• MATERIAL FOR THIS EXERCISE:
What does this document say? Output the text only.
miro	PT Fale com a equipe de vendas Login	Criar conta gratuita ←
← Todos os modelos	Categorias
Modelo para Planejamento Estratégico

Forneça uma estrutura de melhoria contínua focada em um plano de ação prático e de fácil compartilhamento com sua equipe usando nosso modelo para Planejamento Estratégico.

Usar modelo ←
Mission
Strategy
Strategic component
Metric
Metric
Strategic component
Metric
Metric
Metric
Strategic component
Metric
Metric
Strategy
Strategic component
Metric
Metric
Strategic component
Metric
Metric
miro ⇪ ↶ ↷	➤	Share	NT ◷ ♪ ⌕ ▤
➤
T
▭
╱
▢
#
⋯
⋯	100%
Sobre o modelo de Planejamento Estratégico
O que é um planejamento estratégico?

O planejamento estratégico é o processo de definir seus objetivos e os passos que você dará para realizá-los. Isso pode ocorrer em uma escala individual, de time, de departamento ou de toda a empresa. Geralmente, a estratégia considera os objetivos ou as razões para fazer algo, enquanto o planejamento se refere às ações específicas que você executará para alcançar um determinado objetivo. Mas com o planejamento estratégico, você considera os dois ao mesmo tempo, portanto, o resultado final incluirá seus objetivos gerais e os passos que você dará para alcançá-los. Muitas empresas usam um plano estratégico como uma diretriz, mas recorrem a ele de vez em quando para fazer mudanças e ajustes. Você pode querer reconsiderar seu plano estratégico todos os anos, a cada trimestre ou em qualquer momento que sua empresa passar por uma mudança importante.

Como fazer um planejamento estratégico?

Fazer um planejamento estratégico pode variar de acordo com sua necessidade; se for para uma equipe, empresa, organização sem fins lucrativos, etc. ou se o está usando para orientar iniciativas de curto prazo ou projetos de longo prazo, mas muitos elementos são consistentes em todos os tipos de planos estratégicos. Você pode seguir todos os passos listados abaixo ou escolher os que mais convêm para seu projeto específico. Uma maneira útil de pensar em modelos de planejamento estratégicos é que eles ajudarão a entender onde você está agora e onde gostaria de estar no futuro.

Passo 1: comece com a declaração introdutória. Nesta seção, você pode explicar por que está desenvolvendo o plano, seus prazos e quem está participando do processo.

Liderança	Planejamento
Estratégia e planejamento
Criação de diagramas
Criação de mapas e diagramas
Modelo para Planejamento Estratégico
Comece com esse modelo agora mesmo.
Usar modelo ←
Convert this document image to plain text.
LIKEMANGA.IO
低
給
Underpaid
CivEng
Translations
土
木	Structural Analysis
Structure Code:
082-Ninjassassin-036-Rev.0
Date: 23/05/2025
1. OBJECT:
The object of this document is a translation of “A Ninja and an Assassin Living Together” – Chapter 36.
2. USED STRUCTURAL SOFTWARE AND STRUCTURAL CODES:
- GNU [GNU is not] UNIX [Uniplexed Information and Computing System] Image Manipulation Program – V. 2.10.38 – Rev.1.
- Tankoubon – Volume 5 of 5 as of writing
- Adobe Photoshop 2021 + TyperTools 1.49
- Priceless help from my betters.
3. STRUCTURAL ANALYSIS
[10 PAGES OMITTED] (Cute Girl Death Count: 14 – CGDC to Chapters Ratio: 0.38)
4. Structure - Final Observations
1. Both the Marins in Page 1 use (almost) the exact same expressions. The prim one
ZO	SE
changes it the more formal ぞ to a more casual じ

• SHORT TASK: Copy all of the data. Keep every word exactly as it is.

• THE REPLY:
What does this document say? Output the text only.
miro	PT Fale com a equipe de vendas Login	Criar conta gratuita ←
← Todos os modelos	Categorias
Modelo para Planejamento Estratégico

Forneça uma estrutura de melhoria contínua focada em um plano de ação prático e de fácil compartilhamento com sua equipe usando nosso modelo para Planejamento Estratégico.

Usar modelo ←
Mission
Strategy
Strategic component
Metric
Metric
Strategic component
Metric
Metric
Metric
Strategic component
Metric
Metric
Strategy
Strategic component
Metric
Metric
Strategic component
Metric
Metric
miro ⇪ ↶ ↷	➤	Share	NT ◷ ♪ ⌕ ▤
➤
T
▭
╱
▢
#
⋯
⋯	100%
Sobre o modelo de Planejamento Estratégico
O que é um planejamento estratégico?

O planejamento estratégico é o processo de definir seus objetivos e os passos que você dará para realizá-los. Isso pode ocorrer em uma escala individual, de time, de departamento ou de toda a empresa. Geralmente, a estratégia considera os objetivos ou as razões para fazer algo, enquanto o planejamento se refere às ações específicas que você executará para alcançar um determinado objetivo. Mas com o planejamento estratégico, você considera os dois ao mesmo tempo, portanto, o resultado final incluirá seus objetivos gerais e os passos que você dará para alcançá-los. Muitas empresas usam um plano estratégico como uma diretriz, mas recorrem a ele de vez em quando para fazer mudanças e ajustes. Você pode querer reconsiderar seu plano estratégico todos os anos, a cada trimestre ou em qualquer momento que sua empresa passar por uma mudança importante.

Como fazer um planejamento estratégico?

Fazer um planejamento estratégico pode variar de acordo com sua necessidade; se for para uma equipe, empresa, organização sem fins lucrativos, etc. ou se o está usando para orientar iniciativas de curto prazo ou projetos de longo prazo, mas muitos elementos são consistentes em todos os tipos de planos estratégicos. Você pode seguir todos os passos listados abaixo ou escolher os que mais convêm para seu projeto específico. Uma maneira útil de pensar em modelos de planejamento estratégicos é que eles ajudarão a entender onde você está agora e onde gostaria de estar no futuro.

Passo 1: comece com a declaração introdutória. Nesta seção, você pode explicar por que está desenvolvendo o plano, seus prazos e quem está participando do processo.

Liderança	Planejamento
Estratégia e planejamento
Criação de diagramas
Criação de mapas e diagramas
Modelo para Planejamento Estratégico
Comece com esse modelo agora mesmo.
Usar modelo ←
Convert this document image to plain text.
LIKEMANGA.IO
低
給
Underpaid
CivEng
Translations
土
木	Structural Analysis
Structure Code:
082-Ninjassassin-036-Rev.0
Date: 23/05/2025
1. OBJECT:
The object of this document is a translation of “A Ninja and an Assassin Living Together” – Chapter 36.
2. USED STRUCTURAL SOFTWARE AND STRUCTURAL CODES:
- GNU [GNU is not] UNIX [Uniplexed Information and Computing System] Image Manipulation Program – V. 2.10.38 – Rev.1.
- Tankoubon – Volume 5 of 5 as of writing
- Adobe Photoshop 2021 + TyperTools 1.49
- Priceless help from my betters.
3. STRUCTURAL ANALYSIS
[10 PAGES OMITTED] (Cute Girl Death Count: 14 – CGDC to Chapters Ratio: 0.38)
4. Structure - Final Observations
1. Both the Marins in Page 1 use (almost) the exact same expressions. The prim one
ZO	SE
changes it the more formal ぞ to a more casual じ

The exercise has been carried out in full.